WHAT IS NEEDED:
Extract every record, exactly as written, and ignore the pictures.

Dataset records

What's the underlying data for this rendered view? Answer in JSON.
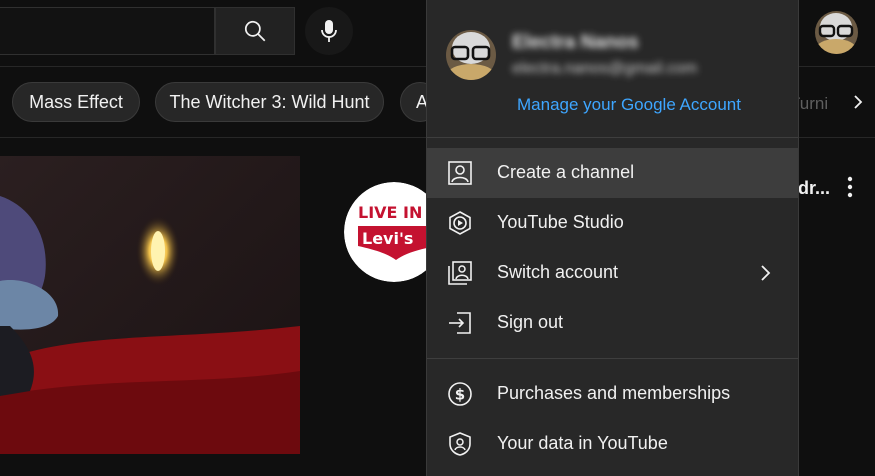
{
  "header": {
    "search_placeholder": "",
    "account_avatar": "account-avatar"
  },
  "chips": [
    {
      "label": "Mass Effect"
    },
    {
      "label": "The Witcher 3: Wild Hunt"
    },
    {
      "label": "A"
    },
    {
      "label": "Turni"
    }
  ],
  "feed": {
    "channel_logo_text_1": "LIVE IN",
    "channel_logo_text_2": "Levi's",
    "video_title_fragment": "dr..."
  },
  "account_menu": {
    "user_name": "Electra Nanos",
    "user_email": "electra.nanos@gmail.com",
    "manage_account_link": "Manage your Google Account",
    "sections": [
      [
        {
          "label": "Create a channel",
          "icon": "person-square-icon"
        },
        {
          "label": "YouTube Studio",
          "icon": "studio-hexagon-icon"
        },
        {
          "label": "Switch account",
          "icon": "switch-account-icon",
          "has_submenu": true
        },
        {
          "label": "Sign out",
          "icon": "sign-out-icon"
        }
      ],
      [
        {
          "label": "Purchases and memberships",
          "icon": "dollar-circle-icon"
        },
        {
          "label": "Your data in YouTube",
          "icon": "shield-person-icon"
        }
      ]
    ]
  },
  "colors": {
    "background": "#0f0f0f",
    "menu_background": "#282828",
    "link_blue": "#3ea6ff",
    "logo_red": "#c41230"
  }
}
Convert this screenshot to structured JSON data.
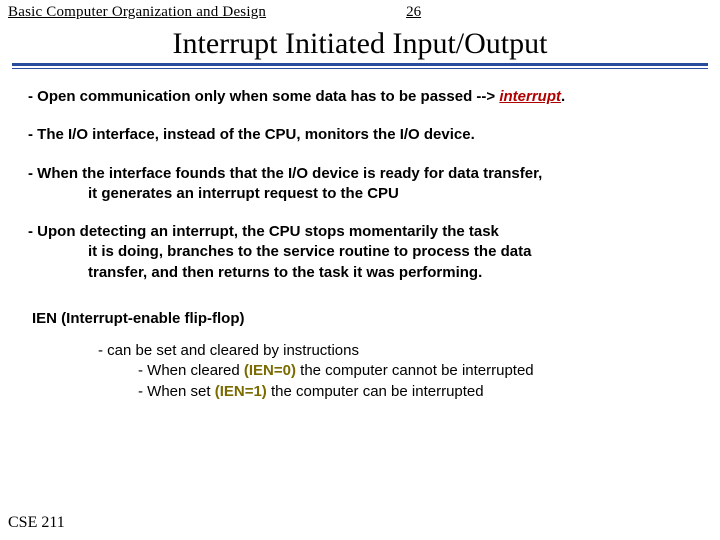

SOLVED EXERCISE:
What's the underlying data for this rendered view? Answer in JSON.
{
  "header": {
    "search_placeholder": "",
    "account_avatar": "account-avatar"
  },
  "chips": [
    {
      "label": "Mass Effect"
    },
    {
      "label": "The Witcher 3: Wild Hunt"
    },
    {
      "label": "A"
    },
    {
      "label": "Turni"
    }
  ],
  "feed": {
    "channel_logo_text_1": "LIVE IN",
    "channel_logo_text_2": "Levi's",
    "video_title_fragment": "dr..."
  },
  "account_menu": {
    "user_name": "Electra Nanos",
    "user_email": "electra.nanos@gmail.com",
    "manage_account_link": "Manage your Google Account",
    "sections": [
      [
        {
          "label": "Create a channel",
          "icon": "person-square-icon"
        },
        {
          "label": "YouTube Studio",
          "icon": "studio-hexagon-icon"
        },
        {
          "label": "Switch account",
          "icon": "switch-account-icon",
          "has_submenu": true
        },
        {
          "label": "Sign out",
          "icon": "sign-out-icon"
        }
      ],
      [
        {
          "label": "Purchases and memberships",
          "icon": "dollar-circle-icon"
        },
        {
          "label": "Your data in YouTube",
          "icon": "shield-person-icon"
        }
      ]
    ]
  },
  "colors": {
    "background": "#0f0f0f",
    "menu_background": "#282828",
    "link_blue": "#3ea6ff",
    "logo_red": "#c41230"
  }
}
Convert this screenshot to structured JSON data.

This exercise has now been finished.